■ SOURCE EXCERPT
▼
World War 2 Veterans Signing Portraits

Written by: Glyn Dewis

Published: February 18, 2019

Category: Tutorial

As part of my World War 2 Project I want each of the people I photograph to sign their portraits, but seeing as they’re all over the Country I never know when I’ll get to see them again once I’ve edited and printed their portraits; however, I’ve come up with a workaround…

The Solution

On the day that I’m taking the photograph I ask that they sign a piece of A4 paper as if it was the photograph; below you can see Normandy Veteran Reg Charles doing exactly that. The only difference here is that I asked Reg to sign the paper when I visited with his portrait so that I could add it onto my own copy…if that makes sense.

Glyn Dewis

Once home I then scan the autograph using my Canon and then open the file in Photoshop and use it to create a brush that I can then use to add the signature onto the edited portrait.

With the scanned autograph open in Photoshop, use the Crop Tool (C) to trim off the excess paper and then rotate the crop if necessary to straighten it by positioning cursor outside of the image, clicking down and dragging.

Glyn Dewis

Go to Image > Adjustments > Desaturate. I do this as a matter of course but it’s also a necessary step if the autograph hasn’t been written in black.
▲
■ RAW DATA
▼
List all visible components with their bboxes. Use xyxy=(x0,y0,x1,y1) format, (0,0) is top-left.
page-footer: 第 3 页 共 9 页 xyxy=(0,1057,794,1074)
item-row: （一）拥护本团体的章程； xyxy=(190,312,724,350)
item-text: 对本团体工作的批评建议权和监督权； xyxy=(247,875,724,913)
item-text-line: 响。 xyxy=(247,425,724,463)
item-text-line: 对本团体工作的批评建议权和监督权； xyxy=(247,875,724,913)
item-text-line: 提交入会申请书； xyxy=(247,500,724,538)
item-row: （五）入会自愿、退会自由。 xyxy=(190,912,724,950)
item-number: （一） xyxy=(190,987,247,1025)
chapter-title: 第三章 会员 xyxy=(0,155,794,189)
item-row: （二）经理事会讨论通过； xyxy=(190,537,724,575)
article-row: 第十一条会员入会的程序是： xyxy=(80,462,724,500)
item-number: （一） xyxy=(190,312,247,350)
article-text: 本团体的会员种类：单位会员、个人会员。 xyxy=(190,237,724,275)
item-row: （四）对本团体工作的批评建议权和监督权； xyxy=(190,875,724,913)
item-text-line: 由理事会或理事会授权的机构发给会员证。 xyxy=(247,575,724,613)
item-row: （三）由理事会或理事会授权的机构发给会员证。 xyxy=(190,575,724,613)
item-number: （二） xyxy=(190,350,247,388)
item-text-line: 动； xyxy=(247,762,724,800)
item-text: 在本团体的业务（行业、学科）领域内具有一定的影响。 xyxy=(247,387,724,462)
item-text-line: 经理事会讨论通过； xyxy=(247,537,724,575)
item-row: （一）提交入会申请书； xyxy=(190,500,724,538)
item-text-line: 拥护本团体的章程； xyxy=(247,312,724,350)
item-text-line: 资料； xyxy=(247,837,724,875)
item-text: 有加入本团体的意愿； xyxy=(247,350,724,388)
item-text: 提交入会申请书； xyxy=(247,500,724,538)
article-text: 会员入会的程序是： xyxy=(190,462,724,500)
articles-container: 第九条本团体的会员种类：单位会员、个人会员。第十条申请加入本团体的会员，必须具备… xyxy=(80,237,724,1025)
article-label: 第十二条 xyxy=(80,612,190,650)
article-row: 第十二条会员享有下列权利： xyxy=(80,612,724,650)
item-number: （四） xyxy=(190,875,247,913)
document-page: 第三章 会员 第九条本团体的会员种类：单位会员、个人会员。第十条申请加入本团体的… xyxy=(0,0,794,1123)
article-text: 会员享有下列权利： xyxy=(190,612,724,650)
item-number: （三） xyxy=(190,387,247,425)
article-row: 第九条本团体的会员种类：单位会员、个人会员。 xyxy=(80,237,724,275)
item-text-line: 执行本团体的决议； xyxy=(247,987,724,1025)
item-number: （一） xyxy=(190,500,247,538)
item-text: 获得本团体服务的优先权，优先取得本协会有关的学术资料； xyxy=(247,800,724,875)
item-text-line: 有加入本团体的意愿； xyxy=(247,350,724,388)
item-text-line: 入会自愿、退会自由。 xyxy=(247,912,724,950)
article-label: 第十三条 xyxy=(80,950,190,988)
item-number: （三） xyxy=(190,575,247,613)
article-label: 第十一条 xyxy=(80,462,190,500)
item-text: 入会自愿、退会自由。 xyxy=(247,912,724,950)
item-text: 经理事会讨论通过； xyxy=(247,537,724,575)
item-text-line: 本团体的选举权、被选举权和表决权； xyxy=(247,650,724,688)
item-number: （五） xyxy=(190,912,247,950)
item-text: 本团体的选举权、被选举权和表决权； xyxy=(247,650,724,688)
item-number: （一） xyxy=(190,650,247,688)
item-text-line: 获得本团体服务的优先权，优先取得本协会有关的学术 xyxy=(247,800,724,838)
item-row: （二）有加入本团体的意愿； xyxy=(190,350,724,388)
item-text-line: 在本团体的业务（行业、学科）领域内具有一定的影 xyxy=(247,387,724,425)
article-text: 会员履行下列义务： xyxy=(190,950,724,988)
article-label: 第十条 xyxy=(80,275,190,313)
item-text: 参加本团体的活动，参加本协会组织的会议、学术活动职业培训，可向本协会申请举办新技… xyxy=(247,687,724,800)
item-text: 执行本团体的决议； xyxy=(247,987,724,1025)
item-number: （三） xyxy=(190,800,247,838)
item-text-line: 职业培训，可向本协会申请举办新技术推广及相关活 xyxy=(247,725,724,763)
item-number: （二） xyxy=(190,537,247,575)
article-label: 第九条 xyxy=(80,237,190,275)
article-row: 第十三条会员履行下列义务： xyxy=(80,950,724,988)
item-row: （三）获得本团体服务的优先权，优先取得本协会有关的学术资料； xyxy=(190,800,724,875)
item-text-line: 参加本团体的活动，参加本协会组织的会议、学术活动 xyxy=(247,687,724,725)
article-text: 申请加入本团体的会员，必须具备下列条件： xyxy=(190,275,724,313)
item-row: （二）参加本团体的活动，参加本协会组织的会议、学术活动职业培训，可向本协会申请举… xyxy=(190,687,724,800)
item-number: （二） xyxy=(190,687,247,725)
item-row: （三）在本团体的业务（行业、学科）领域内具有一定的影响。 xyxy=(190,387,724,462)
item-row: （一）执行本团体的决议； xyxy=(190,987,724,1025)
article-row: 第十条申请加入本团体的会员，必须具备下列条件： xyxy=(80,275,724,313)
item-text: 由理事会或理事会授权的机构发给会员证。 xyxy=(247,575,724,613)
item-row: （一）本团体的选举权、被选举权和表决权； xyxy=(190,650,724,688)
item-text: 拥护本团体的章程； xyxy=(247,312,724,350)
▲
■ WHAT YOU WILL DO
a: Copy the entire post on World War 2 veterans signing their portraits, word for word.
b: Repeat the records line for line, beginning at their first line and stopping after the line that contains "item-number: （二） xyxy=(190,350,247,388)", with both of those lines included.

■ ANSWERS TO THE EXERCISE
a:
World War 2 Veterans Signing Portraits

Written by: Glyn Dewis

Published: February 18, 2019

Category: Tutorial

As part of my World War 2 Project I want each of the people I photograph to sign their portraits, but seeing as they’re all over the Country I never know when I’ll get to see them again once I’ve edited and printed their portraits; however, I’ve come up with a workaround…

The Solution

On the day that I’m taking the photograph I ask that they sign a piece of A4 paper as if it was the photograph; below you can see Normandy Veteran Reg Charles doing exactly that. The only difference here is that I asked Reg to sign the paper when I visited with his portrait so that I could add it onto my own copy…if that makes sense.

Glyn Dewis

Once home I then scan the autograph using my Canon and then open the file in Photoshop and use it to create a brush that I can then use to add the signature onto the edited portrait.

With the scanned autograph open in Photoshop, use the Crop Tool (C) to trim off the excess paper and then rotate the crop if necessary to straighten it by positioning cursor outside of the image, clicking down and dragging.

Glyn Dewis

Go to Image > Adjustments > Desaturate. I do this as a matter of course but it’s also a necessary step if the autograph hasn’t been written in black.

b:
List all visible components with their bboxes. Use xyxy=(x0,y0,x1,y1) format, (0,0) is top-left.
page-footer: 第 3 页 共 9 页 xyxy=(0,1057,794,1074)
item-row: （一）拥护本团体的章程； xyxy=(190,312,724,350)
item-text: 对本团体工作的批评建议权和监督权； xyxy=(247,875,724,913)
item-text-line: 响。 xyxy=(247,425,724,463)
item-text-line: 对本团体工作的批评建议权和监督权； xyxy=(247,875,724,913)
item-text-line: 提交入会申请书； xyxy=(247,500,724,538)
item-row: （五）入会自愿、退会自由。 xyxy=(190,912,724,950)
item-number: （一） xyxy=(190,987,247,1025)
chapter-title: 第三章 会员 xyxy=(0,155,794,189)
item-row: （二）经理事会讨论通过； xyxy=(190,537,724,575)
article-row: 第十一条会员入会的程序是： xyxy=(80,462,724,500)
item-number: （一） xyxy=(190,312,247,350)
article-text: 本团体的会员种类：单位会员、个人会员。 xyxy=(190,237,724,275)
item-row: （四）对本团体工作的批评建议权和监督权； xyxy=(190,875,724,913)
item-text-line: 由理事会或理事会授权的机构发给会员证。 xyxy=(247,575,724,613)
item-row: （三）由理事会或理事会授权的机构发给会员证。 xyxy=(190,575,724,613)
item-number: （二） xyxy=(190,350,247,388)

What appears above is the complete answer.